Stored items
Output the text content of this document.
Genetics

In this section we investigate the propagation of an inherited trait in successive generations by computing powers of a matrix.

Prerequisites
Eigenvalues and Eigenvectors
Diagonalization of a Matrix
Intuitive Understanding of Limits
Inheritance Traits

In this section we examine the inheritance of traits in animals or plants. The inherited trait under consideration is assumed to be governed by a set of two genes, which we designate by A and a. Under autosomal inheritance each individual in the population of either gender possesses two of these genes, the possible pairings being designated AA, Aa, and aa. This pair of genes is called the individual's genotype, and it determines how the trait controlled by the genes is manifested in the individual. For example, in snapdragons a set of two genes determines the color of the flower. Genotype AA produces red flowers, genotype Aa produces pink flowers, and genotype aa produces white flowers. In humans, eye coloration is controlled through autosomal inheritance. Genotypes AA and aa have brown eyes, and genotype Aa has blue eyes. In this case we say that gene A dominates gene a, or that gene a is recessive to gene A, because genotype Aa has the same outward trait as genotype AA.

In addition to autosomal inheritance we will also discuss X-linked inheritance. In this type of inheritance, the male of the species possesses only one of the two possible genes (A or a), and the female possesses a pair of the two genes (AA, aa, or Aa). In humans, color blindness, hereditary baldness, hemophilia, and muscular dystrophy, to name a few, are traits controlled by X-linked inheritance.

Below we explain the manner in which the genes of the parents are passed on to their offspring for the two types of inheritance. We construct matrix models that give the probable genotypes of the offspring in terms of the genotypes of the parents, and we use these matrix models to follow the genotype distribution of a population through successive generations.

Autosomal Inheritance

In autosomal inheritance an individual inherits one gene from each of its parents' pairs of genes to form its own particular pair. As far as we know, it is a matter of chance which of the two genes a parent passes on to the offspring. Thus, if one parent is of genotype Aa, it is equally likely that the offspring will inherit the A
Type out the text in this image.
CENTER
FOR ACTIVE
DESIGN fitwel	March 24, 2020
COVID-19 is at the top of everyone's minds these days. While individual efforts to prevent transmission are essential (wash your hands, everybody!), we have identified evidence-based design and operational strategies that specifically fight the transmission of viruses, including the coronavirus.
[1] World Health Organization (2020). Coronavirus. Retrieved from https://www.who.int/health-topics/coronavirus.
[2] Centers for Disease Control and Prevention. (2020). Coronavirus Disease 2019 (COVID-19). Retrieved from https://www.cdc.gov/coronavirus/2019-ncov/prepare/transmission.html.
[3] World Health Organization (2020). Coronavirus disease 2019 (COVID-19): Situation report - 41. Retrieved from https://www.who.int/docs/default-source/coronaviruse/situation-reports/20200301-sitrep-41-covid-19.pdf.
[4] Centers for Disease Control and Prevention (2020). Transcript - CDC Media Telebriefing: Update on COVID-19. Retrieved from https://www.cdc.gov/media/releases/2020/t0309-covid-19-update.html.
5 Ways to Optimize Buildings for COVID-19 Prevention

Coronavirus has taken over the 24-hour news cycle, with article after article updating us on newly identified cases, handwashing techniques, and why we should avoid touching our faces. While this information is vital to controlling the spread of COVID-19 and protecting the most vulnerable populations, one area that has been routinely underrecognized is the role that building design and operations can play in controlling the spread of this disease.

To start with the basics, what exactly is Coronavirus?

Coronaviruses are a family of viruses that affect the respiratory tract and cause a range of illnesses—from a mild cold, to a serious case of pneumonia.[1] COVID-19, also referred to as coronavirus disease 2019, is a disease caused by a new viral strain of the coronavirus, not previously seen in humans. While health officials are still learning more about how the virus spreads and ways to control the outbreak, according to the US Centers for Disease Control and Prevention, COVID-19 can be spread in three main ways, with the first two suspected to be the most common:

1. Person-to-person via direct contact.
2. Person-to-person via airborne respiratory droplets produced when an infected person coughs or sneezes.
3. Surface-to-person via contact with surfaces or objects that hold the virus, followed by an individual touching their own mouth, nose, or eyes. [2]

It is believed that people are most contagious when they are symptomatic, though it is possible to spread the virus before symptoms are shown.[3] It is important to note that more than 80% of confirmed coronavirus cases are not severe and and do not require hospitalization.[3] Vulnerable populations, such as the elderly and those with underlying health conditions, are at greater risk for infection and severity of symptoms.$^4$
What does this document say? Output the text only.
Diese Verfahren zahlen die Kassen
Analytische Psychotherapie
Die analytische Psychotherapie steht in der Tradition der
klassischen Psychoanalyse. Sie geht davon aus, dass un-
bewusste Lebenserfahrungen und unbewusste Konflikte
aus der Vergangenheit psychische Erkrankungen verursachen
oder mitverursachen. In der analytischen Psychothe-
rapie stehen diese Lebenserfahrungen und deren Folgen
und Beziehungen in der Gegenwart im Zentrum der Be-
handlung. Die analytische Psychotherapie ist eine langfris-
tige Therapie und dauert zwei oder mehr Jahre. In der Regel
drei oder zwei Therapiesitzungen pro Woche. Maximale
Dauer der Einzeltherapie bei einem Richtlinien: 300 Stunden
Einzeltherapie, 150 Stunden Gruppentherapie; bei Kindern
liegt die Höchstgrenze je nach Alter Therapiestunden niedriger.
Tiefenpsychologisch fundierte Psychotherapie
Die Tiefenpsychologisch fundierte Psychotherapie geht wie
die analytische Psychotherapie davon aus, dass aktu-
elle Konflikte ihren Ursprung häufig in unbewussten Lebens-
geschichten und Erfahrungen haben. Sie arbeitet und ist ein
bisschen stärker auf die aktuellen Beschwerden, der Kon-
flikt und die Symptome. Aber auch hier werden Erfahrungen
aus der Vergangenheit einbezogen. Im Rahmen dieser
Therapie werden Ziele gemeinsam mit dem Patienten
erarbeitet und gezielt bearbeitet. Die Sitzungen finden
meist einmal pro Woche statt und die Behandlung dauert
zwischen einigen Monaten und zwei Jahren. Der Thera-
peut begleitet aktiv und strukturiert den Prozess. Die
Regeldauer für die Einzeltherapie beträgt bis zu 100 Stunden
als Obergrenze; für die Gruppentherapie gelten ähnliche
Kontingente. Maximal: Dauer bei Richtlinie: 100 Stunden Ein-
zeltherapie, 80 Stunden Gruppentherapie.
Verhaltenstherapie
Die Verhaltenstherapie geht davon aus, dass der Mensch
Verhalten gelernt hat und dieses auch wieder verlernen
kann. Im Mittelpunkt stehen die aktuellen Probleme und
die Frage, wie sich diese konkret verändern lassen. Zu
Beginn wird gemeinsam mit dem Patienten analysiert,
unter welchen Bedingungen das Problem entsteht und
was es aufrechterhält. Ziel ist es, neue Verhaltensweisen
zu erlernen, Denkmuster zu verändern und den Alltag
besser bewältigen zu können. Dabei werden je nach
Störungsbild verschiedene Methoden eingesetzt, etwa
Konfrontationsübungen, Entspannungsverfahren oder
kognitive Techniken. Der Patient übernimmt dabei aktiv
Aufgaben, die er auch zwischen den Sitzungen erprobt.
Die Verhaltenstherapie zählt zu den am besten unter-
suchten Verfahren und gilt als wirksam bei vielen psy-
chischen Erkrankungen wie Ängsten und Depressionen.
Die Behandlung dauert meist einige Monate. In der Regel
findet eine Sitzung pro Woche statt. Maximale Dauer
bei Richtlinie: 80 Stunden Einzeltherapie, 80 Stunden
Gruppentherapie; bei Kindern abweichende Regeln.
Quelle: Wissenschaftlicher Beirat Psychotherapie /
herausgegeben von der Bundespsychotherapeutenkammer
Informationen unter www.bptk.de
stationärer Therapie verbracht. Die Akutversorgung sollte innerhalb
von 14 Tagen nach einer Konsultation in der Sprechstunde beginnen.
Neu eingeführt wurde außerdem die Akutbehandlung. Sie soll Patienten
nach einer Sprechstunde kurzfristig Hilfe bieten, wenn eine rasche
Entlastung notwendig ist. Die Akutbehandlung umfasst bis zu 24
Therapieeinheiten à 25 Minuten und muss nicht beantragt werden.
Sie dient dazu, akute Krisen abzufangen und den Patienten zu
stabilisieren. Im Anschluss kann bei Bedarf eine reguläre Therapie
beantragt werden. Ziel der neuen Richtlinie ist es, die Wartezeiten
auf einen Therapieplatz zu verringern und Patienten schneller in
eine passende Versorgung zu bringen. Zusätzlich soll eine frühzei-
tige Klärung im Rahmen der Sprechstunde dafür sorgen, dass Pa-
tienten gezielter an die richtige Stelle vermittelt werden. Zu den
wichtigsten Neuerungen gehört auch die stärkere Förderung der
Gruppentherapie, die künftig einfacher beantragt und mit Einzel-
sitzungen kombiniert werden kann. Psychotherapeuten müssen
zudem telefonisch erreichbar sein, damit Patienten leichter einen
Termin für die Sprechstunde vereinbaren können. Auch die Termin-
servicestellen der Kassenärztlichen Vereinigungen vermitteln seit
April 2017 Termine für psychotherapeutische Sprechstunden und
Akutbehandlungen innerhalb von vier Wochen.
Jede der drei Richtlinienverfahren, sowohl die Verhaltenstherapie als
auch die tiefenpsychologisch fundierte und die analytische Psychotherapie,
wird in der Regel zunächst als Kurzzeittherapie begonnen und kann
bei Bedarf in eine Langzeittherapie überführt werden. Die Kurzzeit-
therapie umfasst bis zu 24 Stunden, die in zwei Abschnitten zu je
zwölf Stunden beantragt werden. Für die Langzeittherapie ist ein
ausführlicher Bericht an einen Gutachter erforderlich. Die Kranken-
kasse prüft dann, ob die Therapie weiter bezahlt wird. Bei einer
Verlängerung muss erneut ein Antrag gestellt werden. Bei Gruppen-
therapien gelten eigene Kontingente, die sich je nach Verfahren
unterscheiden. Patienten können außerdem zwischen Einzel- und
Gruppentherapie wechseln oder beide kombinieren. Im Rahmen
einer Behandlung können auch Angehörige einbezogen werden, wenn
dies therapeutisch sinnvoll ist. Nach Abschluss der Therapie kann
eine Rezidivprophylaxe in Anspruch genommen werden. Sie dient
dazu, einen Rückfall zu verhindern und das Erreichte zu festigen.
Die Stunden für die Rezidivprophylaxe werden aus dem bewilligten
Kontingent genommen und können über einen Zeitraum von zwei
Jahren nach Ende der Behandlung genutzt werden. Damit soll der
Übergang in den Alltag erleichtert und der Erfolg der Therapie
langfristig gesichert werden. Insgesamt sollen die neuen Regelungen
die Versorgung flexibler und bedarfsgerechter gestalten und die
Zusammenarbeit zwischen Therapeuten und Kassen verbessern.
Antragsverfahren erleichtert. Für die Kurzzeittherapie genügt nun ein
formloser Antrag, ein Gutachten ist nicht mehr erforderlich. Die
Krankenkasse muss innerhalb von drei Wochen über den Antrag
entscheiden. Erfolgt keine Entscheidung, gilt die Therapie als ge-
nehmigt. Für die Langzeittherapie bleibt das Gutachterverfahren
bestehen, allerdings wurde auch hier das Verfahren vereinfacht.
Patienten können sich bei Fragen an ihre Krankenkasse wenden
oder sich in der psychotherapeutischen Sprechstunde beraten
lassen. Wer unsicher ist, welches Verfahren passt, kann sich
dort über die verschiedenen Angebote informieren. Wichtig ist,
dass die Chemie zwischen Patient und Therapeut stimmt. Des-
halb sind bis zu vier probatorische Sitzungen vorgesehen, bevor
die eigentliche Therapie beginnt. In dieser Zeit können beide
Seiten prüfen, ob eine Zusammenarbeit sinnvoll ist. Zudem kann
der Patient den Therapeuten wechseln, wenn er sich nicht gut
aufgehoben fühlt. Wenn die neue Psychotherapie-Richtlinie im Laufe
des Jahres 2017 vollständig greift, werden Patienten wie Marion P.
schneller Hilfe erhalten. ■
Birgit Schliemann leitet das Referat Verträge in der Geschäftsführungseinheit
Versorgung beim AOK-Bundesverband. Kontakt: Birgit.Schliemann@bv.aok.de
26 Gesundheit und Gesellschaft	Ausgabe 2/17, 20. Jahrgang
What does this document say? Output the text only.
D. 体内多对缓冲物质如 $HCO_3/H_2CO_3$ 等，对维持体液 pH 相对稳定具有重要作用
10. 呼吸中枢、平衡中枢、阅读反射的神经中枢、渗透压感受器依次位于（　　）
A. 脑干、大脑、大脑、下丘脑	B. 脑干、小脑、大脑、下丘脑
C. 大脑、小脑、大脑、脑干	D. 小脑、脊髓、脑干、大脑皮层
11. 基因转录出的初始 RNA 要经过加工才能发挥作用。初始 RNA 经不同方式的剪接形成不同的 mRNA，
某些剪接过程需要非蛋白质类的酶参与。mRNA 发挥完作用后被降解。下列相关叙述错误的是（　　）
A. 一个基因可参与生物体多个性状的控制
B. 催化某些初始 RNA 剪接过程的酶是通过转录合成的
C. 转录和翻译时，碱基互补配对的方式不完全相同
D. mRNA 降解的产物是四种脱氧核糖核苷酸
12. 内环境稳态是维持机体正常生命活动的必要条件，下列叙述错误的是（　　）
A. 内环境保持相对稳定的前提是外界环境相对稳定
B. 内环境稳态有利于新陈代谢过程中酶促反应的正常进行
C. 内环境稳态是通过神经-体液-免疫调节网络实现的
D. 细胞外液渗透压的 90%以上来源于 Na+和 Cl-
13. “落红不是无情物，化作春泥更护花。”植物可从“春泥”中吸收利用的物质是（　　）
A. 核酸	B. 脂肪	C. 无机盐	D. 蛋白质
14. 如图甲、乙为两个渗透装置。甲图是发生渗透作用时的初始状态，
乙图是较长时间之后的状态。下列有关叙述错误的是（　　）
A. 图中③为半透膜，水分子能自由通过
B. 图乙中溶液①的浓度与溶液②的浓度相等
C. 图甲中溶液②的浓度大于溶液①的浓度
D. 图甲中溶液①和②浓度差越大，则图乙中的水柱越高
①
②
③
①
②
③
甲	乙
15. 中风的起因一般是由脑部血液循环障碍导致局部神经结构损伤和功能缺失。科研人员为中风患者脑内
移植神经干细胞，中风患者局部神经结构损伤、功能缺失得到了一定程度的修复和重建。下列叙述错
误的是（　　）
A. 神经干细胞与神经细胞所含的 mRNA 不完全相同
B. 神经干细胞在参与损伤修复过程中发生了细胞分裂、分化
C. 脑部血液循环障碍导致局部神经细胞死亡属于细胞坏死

§ Your objective
The lines needed are those in the data above that hold the string "sinnvoll"; copy each of them.

§ Result
dies therapeutisch sinnvoll ist. Nach Abschluss der Therapie kann
Seiten prüfen, ob eine Zusammenarbeit sinnvoll ist. Zudem kann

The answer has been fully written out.